→ **GIVEN DATA**:
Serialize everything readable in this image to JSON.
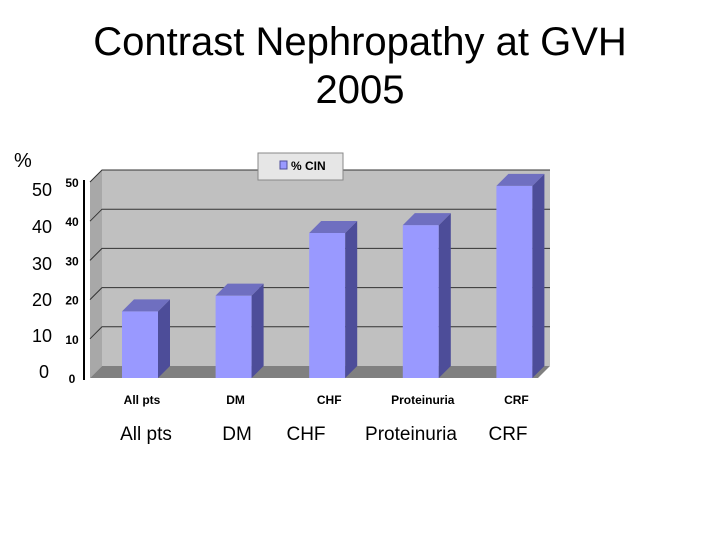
{
  "slide": {
    "title_line1": "Contrast Nephropathy at GVH",
    "title_line2": "2005",
    "y_unit_label": "%",
    "outer_y_ticks": [
      "50",
      "40",
      "30",
      "20",
      "10",
      "0"
    ],
    "outer_x_labels": [
      "All pts",
      "DM",
      "CHF",
      "Proteinuria",
      "CRF"
    ]
  },
  "colors": {
    "bar_front": "#9999ff",
    "bar_side": "#4d4d99",
    "bar_top": "#6f6fc0",
    "wall": "#c0c0c0",
    "floor": "#808080"
  },
  "chart_data": {
    "type": "bar",
    "title": "",
    "categories": [
      "All pts",
      "DM",
      "CHF",
      "Proteinuria",
      "CRF"
    ],
    "series": [
      {
        "name": "% CIN",
        "values": [
          17,
          21,
          37,
          39,
          49
        ]
      }
    ],
    "ylim": [
      0,
      50
    ],
    "yticks": [
      0,
      10,
      20,
      30,
      40,
      50
    ],
    "xlabel": "",
    "ylabel": "%",
    "legend": "top-center",
    "grid": true
  }
}
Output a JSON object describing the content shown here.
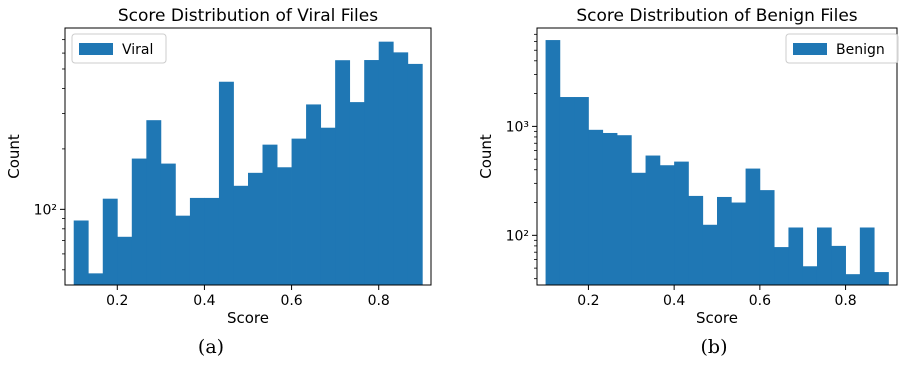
{
  "figure": {
    "captions": [
      "(a)",
      "(b)"
    ]
  },
  "chart_data": [
    {
      "type": "bar",
      "title": "Score Distribution of Viral Files",
      "xlabel": "Score",
      "ylabel": "Count",
      "yscale": "log",
      "bin_edges": [
        0.1,
        0.1333,
        0.1667,
        0.2,
        0.2333,
        0.2667,
        0.3,
        0.3333,
        0.3667,
        0.4,
        0.4333,
        0.4667,
        0.5,
        0.5333,
        0.5667,
        0.6,
        0.6333,
        0.6667,
        0.7,
        0.7333,
        0.7667,
        0.8,
        0.8333,
        0.8667,
        0.9
      ],
      "series": [
        {
          "name": "Viral",
          "color": "#1f77b4",
          "values": [
            88,
            48,
            113,
            73,
            179,
            278,
            169,
            93,
            114,
            114,
            432,
            131,
            152,
            210,
            162,
            225,
            333,
            255,
            553,
            342,
            554,
            684,
            605,
            530
          ]
        }
      ],
      "xlim": [
        0.08,
        0.92
      ],
      "ylim": [
        42,
        800
      ],
      "xticks": [
        0.2,
        0.4,
        0.6,
        0.8
      ],
      "xtick_labels": [
        "0.2",
        "0.4",
        "0.6",
        "0.8"
      ],
      "yticks_major": [
        100
      ],
      "ytick_labels": [
        "10²"
      ],
      "legend_position": "top-left",
      "grid": false
    },
    {
      "type": "bar",
      "title": "Score Distribution of Benign Files",
      "xlabel": "Score",
      "ylabel": "Count",
      "yscale": "log",
      "bin_edges": [
        0.1,
        0.1333,
        0.1667,
        0.2,
        0.2333,
        0.2667,
        0.3,
        0.3333,
        0.3667,
        0.4,
        0.4333,
        0.4667,
        0.5,
        0.5333,
        0.5667,
        0.6,
        0.6333,
        0.6667,
        0.7,
        0.7333,
        0.7667,
        0.8,
        0.8333,
        0.8667,
        0.9
      ],
      "series": [
        {
          "name": "Benign",
          "color": "#1f77b4",
          "values": [
            6200,
            1860,
            1860,
            930,
            870,
            830,
            375,
            540,
            440,
            475,
            230,
            125,
            225,
            200,
            410,
            260,
            78,
            118,
            52,
            118,
            80,
            44,
            118,
            46
          ]
        }
      ],
      "xlim": [
        0.08,
        0.92
      ],
      "ylim": [
        35,
        8000
      ],
      "xticks": [
        0.2,
        0.4,
        0.6,
        0.8
      ],
      "xtick_labels": [
        "0.2",
        "0.4",
        "0.6",
        "0.8"
      ],
      "yticks_major": [
        100,
        1000
      ],
      "ytick_labels": [
        "10²",
        "10³"
      ],
      "legend_position": "top-right",
      "grid": false
    }
  ]
}
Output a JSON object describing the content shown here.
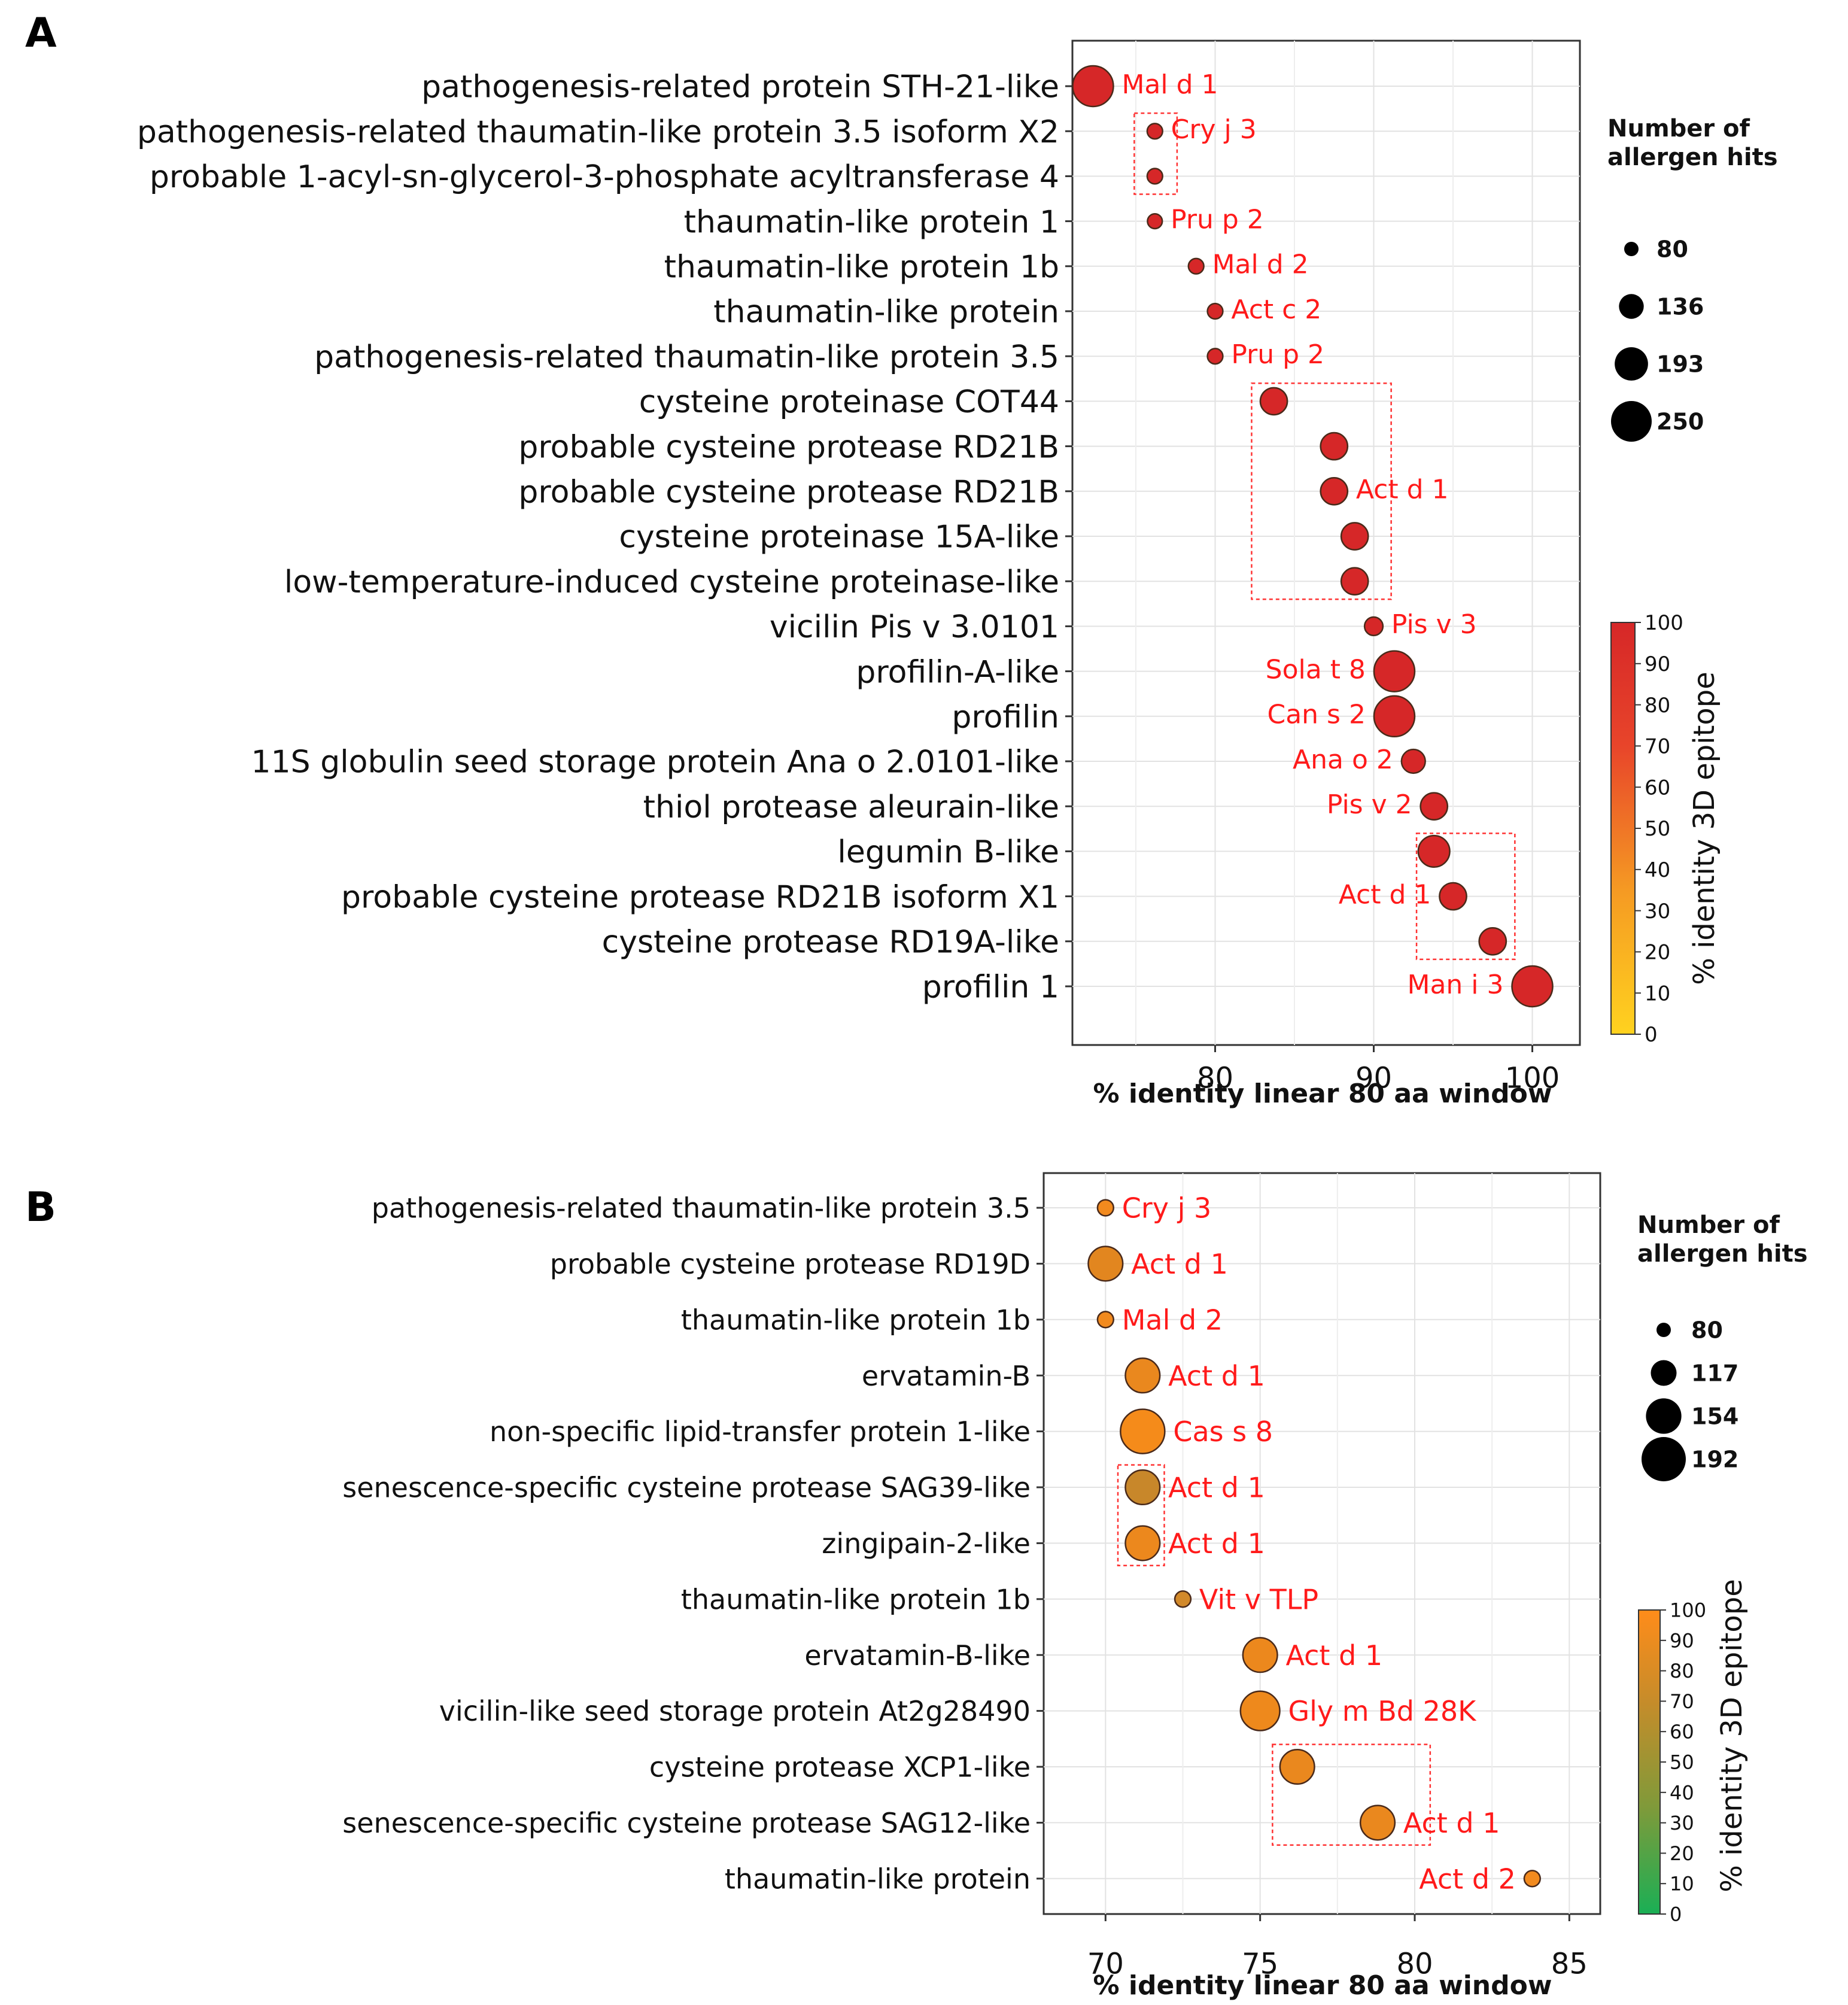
{
  "chart_data": [
    {
      "type": "scatter",
      "panel": "A",
      "xlabel": "% identity linear 80 aa window",
      "xlim": [
        71,
        103
      ],
      "xticks": [
        80,
        90,
        100
      ],
      "size_legend_title": [
        "Number of",
        "allergen hits"
      ],
      "size_legend": [
        80,
        136,
        193,
        250
      ],
      "colorbar_label": "% identity 3D epitope",
      "colorbar_ticks": [
        0,
        10,
        20,
        30,
        40,
        50,
        60,
        70,
        80,
        90,
        100
      ],
      "colorbar_colors": [
        "#ffd21f",
        "#f59a23",
        "#e8452a",
        "#d62728"
      ],
      "points": [
        {
          "protein": "pathogenesis-related protein STH-21-like",
          "x": 72.3,
          "hits": 250,
          "color": "#d62728",
          "allergen": "Mal d 1"
        },
        {
          "protein": "pathogenesis-related thaumatin-like protein 3.5 isoform X2",
          "x": 76.2,
          "hits": 85,
          "color": "#d62728",
          "allergen": "Cry j 3"
        },
        {
          "protein": "probable 1-acyl-sn-glycerol-3-phosphate acyltransferase 4",
          "x": 76.2,
          "hits": 85,
          "color": "#d62728",
          "allergen": ""
        },
        {
          "protein": "thaumatin-like protein 1",
          "x": 76.2,
          "hits": 82,
          "color": "#d62728",
          "allergen": "Pru p 2"
        },
        {
          "protein": "thaumatin-like protein 1b",
          "x": 78.8,
          "hits": 85,
          "color": "#d62728",
          "allergen": "Mal d 2"
        },
        {
          "protein": "thaumatin-like protein",
          "x": 80.0,
          "hits": 85,
          "color": "#d62728",
          "allergen": "Act c 2"
        },
        {
          "protein": "pathogenesis-related thaumatin-like protein 3.5",
          "x": 80.0,
          "hits": 85,
          "color": "#d62728",
          "allergen": "Pru p 2"
        },
        {
          "protein": "cysteine proteinase COT44",
          "x": 83.7,
          "hits": 150,
          "color": "#d62728",
          "allergen": ""
        },
        {
          "protein": "probable cysteine protease RD21B",
          "x": 87.5,
          "hits": 150,
          "color": "#d62728",
          "allergen": ""
        },
        {
          "protein": "probable cysteine protease RD21B",
          "x": 87.5,
          "hits": 150,
          "color": "#d62728",
          "allergen": "Act d 1"
        },
        {
          "protein": "cysteine proteinase 15A-like",
          "x": 88.8,
          "hits": 150,
          "color": "#d62728",
          "allergen": ""
        },
        {
          "protein": "low-temperature-induced cysteine proteinase-like",
          "x": 88.8,
          "hits": 150,
          "color": "#d62728",
          "allergen": ""
        },
        {
          "protein": "vicilin Pis v 3.0101",
          "x": 90.0,
          "hits": 100,
          "color": "#d62728",
          "allergen": "Pis v 3"
        },
        {
          "protein": "profilin-A-like",
          "x": 91.3,
          "hits": 250,
          "color": "#d62728",
          "allergen": "Sola t 8"
        },
        {
          "protein": "profilin",
          "x": 91.3,
          "hits": 250,
          "color": "#d62728",
          "allergen": "Can s 2"
        },
        {
          "protein": "11S globulin seed storage protein Ana o 2.0101-like",
          "x": 92.5,
          "hits": 130,
          "color": "#d62728",
          "allergen": "Ana o 2"
        },
        {
          "protein": "thiol protease aleurain-like",
          "x": 93.8,
          "hits": 150,
          "color": "#d62728",
          "allergen": "Pis v 2"
        },
        {
          "protein": "legumin B-like",
          "x": 93.8,
          "hits": 180,
          "color": "#d62728",
          "allergen": ""
        },
        {
          "protein": "probable cysteine protease RD21B isoform X1",
          "x": 95.0,
          "hits": 150,
          "color": "#d62728",
          "allergen": "Act d 1"
        },
        {
          "protein": "cysteine protease RD19A-like",
          "x": 97.5,
          "hits": 150,
          "color": "#d62728",
          "allergen": ""
        },
        {
          "protein": "profilin 1",
          "x": 100.0,
          "hits": 250,
          "color": "#d62728",
          "allergen": "Man i 3"
        }
      ],
      "boxes": [
        {
          "rows": [
            1,
            2
          ],
          "x": [
            74.9,
            77.6
          ]
        },
        {
          "rows": [
            7,
            11
          ],
          "x": [
            82.3,
            91.1
          ]
        },
        {
          "rows": [
            17,
            19
          ],
          "x": [
            92.7,
            98.9
          ]
        }
      ]
    },
    {
      "type": "scatter",
      "panel": "B",
      "xlabel": "% identity linear 80 aa window",
      "xlim": [
        68,
        86
      ],
      "xticks": [
        70,
        75,
        80,
        85
      ],
      "size_legend_title": [
        "Number of",
        "allergen hits"
      ],
      "size_legend": [
        80,
        117,
        154,
        192
      ],
      "colorbar_label": "% identity 3D epitope",
      "colorbar_ticks": [
        0,
        10,
        20,
        30,
        40,
        50,
        60,
        70,
        80,
        90,
        100
      ],
      "colorbar_colors": [
        "#1aaf55",
        "#7f9a3a",
        "#c68c2a",
        "#ff8c1a"
      ],
      "points": [
        {
          "protein": "pathogenesis-related thaumatin-like protein 3.5",
          "x": 70.0,
          "hits": 85,
          "color": "#f28a1e",
          "allergen": "Cry j 3"
        },
        {
          "protein": "probable cysteine protease RD19D",
          "x": 70.0,
          "hits": 150,
          "color": "#e2861f",
          "allergen": "Act d 1"
        },
        {
          "protein": "thaumatin-like protein 1b",
          "x": 70.0,
          "hits": 85,
          "color": "#f28a1e",
          "allergen": "Mal d 2"
        },
        {
          "protein": "ervatamin-B",
          "x": 71.2,
          "hits": 150,
          "color": "#ea881e",
          "allergen": "Act d 1"
        },
        {
          "protein": "non-specific lipid-transfer protein 1-like",
          "x": 71.2,
          "hits": 192,
          "color": "#f58b1a",
          "allergen": "Cas s 8"
        },
        {
          "protein": "senescence-specific cysteine protease SAG39-like",
          "x": 71.2,
          "hits": 150,
          "color": "#c8872a",
          "allergen": "Act d 1"
        },
        {
          "protein": "zingipain-2-like",
          "x": 71.2,
          "hits": 150,
          "color": "#ec881d",
          "allergen": "Act d 1"
        },
        {
          "protein": "thaumatin-like protein 1b",
          "x": 72.5,
          "hits": 85,
          "color": "#d2892a",
          "allergen": "Vit v TLP"
        },
        {
          "protein": "ervatamin-B-like",
          "x": 75.0,
          "hits": 150,
          "color": "#ec881d",
          "allergen": "Act d 1"
        },
        {
          "protein": "vicilin-like seed storage protein At2g28490",
          "x": 75.0,
          "hits": 170,
          "color": "#ee891c",
          "allergen": "Gly m Bd 28K"
        },
        {
          "protein": "cysteine protease XCP1-like",
          "x": 76.2,
          "hits": 150,
          "color": "#ea881e",
          "allergen": ""
        },
        {
          "protein": "senescence-specific cysteine protease SAG12-like",
          "x": 78.8,
          "hits": 150,
          "color": "#ea881e",
          "allergen": "Act d 1"
        },
        {
          "protein": "thaumatin-like protein",
          "x": 83.8,
          "hits": 85,
          "color": "#f28a1e",
          "allergen": "Act d 2"
        }
      ],
      "boxes": [
        {
          "rows": [
            5,
            6
          ],
          "x": [
            70.4,
            71.9
          ]
        },
        {
          "rows": [
            10,
            11
          ],
          "x": [
            75.4,
            80.5
          ]
        }
      ]
    }
  ],
  "panels": {
    "A": {
      "letter": "A",
      "legend_title_1": "Number of",
      "legend_title_2": "allergen hits",
      "xlabel": "% identity linear 80 aa window",
      "colorbar_label": "% identity 3D epitope"
    },
    "B": {
      "letter": "B",
      "legend_title_1": "Number of",
      "legend_title_2": "allergen hits",
      "xlabel": "% identity linear 80 aa window",
      "colorbar_label": "% identity 3D epitope"
    }
  }
}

→ **WORK INSTRUCTION**:
Please show every line of the material that contains the string "proteinase".

→ **THE ANSWER**:
          "protein": "cysteine proteinase COT44",
          "protein": "cysteine proteinase 15A-like",
          "protein": "low-temperature-induced cysteine proteinase-like",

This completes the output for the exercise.